Rows from a data source
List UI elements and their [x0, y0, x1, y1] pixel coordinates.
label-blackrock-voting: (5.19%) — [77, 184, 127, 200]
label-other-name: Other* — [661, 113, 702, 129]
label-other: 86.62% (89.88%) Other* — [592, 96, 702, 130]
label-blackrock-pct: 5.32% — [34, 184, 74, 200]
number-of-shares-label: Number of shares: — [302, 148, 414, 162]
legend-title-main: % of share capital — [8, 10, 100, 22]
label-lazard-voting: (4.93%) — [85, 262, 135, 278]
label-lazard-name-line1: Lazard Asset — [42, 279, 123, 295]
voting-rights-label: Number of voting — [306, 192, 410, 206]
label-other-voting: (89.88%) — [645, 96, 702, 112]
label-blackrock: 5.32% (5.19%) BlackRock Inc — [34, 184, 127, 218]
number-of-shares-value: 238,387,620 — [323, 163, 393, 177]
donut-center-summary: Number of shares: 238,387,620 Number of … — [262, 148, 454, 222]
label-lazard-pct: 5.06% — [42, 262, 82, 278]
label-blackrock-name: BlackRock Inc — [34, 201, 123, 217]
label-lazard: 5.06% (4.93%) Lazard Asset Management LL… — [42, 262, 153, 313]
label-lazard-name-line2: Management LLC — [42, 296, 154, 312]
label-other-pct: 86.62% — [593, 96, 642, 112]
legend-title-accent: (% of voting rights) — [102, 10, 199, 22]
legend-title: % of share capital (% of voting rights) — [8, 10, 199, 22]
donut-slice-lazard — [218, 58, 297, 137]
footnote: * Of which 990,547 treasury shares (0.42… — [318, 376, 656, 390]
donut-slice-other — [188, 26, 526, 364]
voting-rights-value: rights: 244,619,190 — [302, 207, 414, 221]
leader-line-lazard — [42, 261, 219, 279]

Work to complete » Print every one of the rows above again, character for character, without changing, adding, or leaving out anything.

Written answer »
List UI elements and their [x0, y0, x1, y1] pixel coordinates.
label-blackrock-voting: (5.19%) — [77, 184, 127, 200]
label-other-name: Other* — [661, 113, 702, 129]
label-other: 86.62% (89.88%) Other* — [592, 96, 702, 130]
label-blackrock-pct: 5.32% — [34, 184, 74, 200]
number-of-shares-label: Number of shares: — [302, 148, 414, 162]
legend-title-main: % of share capital — [8, 10, 100, 22]
label-lazard-voting: (4.93%) — [85, 262, 135, 278]
label-lazard-name-line1: Lazard Asset — [42, 279, 123, 295]
voting-rights-label: Number of voting — [306, 192, 410, 206]
label-other-voting: (89.88%) — [645, 96, 702, 112]
label-blackrock: 5.32% (5.19%) BlackRock Inc — [34, 184, 127, 218]
number-of-shares-value: 238,387,620 — [323, 163, 393, 177]
donut-center-summary: Number of shares: 238,387,620 Number of … — [262, 148, 454, 222]
label-lazard-pct: 5.06% — [42, 262, 82, 278]
label-blackrock-name: BlackRock Inc — [34, 201, 123, 217]
label-lazard: 5.06% (4.93%) Lazard Asset Management LL… — [42, 262, 153, 313]
label-lazard-name-line2: Management LLC — [42, 296, 154, 312]
label-other-pct: 86.62% — [593, 96, 642, 112]
legend-title-accent: (% of voting rights) — [102, 10, 199, 22]
legend-title: % of share capital (% of voting rights) — [8, 10, 199, 22]
donut-slice-lazard — [218, 58, 297, 137]
footnote: * Of which 990,547 treasury shares (0.42… — [318, 376, 656, 390]
donut-slice-other — [188, 26, 526, 364]
voting-rights-value: rights: 244,619,190 — [302, 207, 414, 221]
leader-line-lazard — [42, 261, 219, 279]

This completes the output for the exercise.